_EXERCISE:_ Continue the article about the Superfish add-on on Lenovo laptops from where it stops.

_GIVEN PASSAGE:_
14 DAY TRIAL // Lenovo CEO Peter Hortensius does not tweet much. Since he joined Twitter in October 2014 he published only 33 messages, 21 of them being re-tweets from others.
So it is safe to assume that when Hortensius uses the microblogging platform he’s got something important to communicate, and the last three entries in his tweet feed are definitely worth reading by owners of Lenovo consumer netbooks, especially if they use products running the factory image of Windows operating system.
Superfish products have been labeled as PUPs before
On Wednesday, Google security researcher Chris Palmer discovered that some Lenovo laptops came with the browser add-on Superfish installed, which added a root certificate to Windows certificate store and re-signed all certificates of HTTPS websites.
Briefly put, it acted as a proxy between the client and the secure website and was able to intercept the encrypted communication and decode it. The purpose of the browser component was to inject ads into the websites accessed by the user.

_DATA PROVIDED:_

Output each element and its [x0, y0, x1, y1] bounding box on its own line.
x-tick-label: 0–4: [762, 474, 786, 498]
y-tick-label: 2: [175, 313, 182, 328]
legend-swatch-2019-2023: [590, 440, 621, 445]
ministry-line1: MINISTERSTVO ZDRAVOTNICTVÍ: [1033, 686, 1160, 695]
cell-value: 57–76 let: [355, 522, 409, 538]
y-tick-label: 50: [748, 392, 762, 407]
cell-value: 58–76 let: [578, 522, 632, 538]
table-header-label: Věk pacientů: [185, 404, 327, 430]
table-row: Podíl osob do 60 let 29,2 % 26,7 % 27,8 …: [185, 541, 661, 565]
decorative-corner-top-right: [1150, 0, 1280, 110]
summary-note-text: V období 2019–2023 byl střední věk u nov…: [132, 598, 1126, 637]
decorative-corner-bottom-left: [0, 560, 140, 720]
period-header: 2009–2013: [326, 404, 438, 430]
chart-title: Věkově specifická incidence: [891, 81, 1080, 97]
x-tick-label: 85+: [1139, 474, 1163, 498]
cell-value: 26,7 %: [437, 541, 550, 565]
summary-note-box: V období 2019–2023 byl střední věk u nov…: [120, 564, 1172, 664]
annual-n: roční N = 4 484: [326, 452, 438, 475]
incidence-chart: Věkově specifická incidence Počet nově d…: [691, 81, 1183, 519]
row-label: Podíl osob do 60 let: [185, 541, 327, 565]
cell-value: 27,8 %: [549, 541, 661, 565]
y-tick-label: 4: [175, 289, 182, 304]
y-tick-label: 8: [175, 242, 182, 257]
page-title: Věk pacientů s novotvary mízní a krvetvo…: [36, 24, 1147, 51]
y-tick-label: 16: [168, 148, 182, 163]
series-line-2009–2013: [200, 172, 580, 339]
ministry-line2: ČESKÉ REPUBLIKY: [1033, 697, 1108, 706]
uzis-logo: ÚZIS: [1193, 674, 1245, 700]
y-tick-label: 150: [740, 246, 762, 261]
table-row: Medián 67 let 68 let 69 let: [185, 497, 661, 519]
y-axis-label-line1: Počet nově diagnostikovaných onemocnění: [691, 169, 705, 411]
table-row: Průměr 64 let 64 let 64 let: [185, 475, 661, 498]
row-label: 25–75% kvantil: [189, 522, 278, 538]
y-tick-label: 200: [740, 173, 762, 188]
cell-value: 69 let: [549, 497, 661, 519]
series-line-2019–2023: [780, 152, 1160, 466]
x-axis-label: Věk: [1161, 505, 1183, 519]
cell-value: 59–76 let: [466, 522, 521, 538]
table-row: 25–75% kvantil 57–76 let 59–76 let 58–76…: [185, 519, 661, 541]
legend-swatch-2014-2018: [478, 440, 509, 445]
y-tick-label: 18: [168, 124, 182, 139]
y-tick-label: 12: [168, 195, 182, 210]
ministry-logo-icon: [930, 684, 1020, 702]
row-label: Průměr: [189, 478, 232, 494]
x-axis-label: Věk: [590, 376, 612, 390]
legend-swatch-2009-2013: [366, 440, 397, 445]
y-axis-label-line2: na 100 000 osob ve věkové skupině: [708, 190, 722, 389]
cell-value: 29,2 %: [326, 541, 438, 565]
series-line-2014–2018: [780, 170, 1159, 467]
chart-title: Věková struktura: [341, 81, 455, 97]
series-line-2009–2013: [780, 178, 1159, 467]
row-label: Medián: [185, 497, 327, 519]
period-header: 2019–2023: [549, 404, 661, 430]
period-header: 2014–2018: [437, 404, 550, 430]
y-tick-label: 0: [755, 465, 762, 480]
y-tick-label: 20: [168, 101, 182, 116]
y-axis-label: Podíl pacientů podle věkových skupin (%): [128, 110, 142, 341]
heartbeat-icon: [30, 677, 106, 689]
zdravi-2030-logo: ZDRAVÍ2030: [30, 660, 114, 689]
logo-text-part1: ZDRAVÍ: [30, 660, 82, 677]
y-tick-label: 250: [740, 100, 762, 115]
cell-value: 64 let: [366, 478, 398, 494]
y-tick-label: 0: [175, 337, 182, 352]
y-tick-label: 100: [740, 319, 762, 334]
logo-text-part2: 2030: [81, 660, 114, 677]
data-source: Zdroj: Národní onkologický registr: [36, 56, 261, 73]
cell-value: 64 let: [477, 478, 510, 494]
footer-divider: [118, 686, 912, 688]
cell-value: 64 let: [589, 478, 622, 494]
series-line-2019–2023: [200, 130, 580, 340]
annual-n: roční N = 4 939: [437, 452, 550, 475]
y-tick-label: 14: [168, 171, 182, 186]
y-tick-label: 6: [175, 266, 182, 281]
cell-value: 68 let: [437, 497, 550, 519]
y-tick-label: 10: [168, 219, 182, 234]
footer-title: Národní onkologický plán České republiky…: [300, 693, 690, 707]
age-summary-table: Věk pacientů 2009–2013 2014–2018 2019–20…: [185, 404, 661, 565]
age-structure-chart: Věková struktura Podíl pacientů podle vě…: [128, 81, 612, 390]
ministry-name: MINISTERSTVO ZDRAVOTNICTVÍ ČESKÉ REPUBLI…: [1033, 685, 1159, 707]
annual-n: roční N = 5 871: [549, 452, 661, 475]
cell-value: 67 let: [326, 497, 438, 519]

_YOUR RESPONSE:_
Although this is not malicious in nature, when performed by a legitimate party, Superfish’s implementation did present major risks because not only was the same root certificate used on all machines but the private key encrypting it was available locally and could be extracted with little effort, as it was demonstrated by security researcher Robert Graham.
At least one product from Superfish has been labeled as adware (check Window Shopper) a long time ago and received plenty of complaints from users asking for a way to remove it from their computers. Needless to say that tutorials helping with this issue could be found before with the utmost ease.
More thorough verification could have saved the company some trouble
However, Lenovo struck a deal to have one of them bundled in the operating system provided on some of their laptops for consumers. The company did not make this mistake with ThinkPads, tablets, desktops or smartphones, or any enterprise server or storage device.
The company even listened to its customers when they complained about Superfish; starting January, it no longer offered devices pre-loaded with the unwanted software, which began being sold in September 2014, and it also terminated the server connections that enabled the ad-injection.
Despite the quick response from Lenovo, Superfish should not have made it onto their hardware to begin with. The simple fact that the application had already been labeled by a slew of other users as undesirable should have been sufficient for Lenovo to think twice.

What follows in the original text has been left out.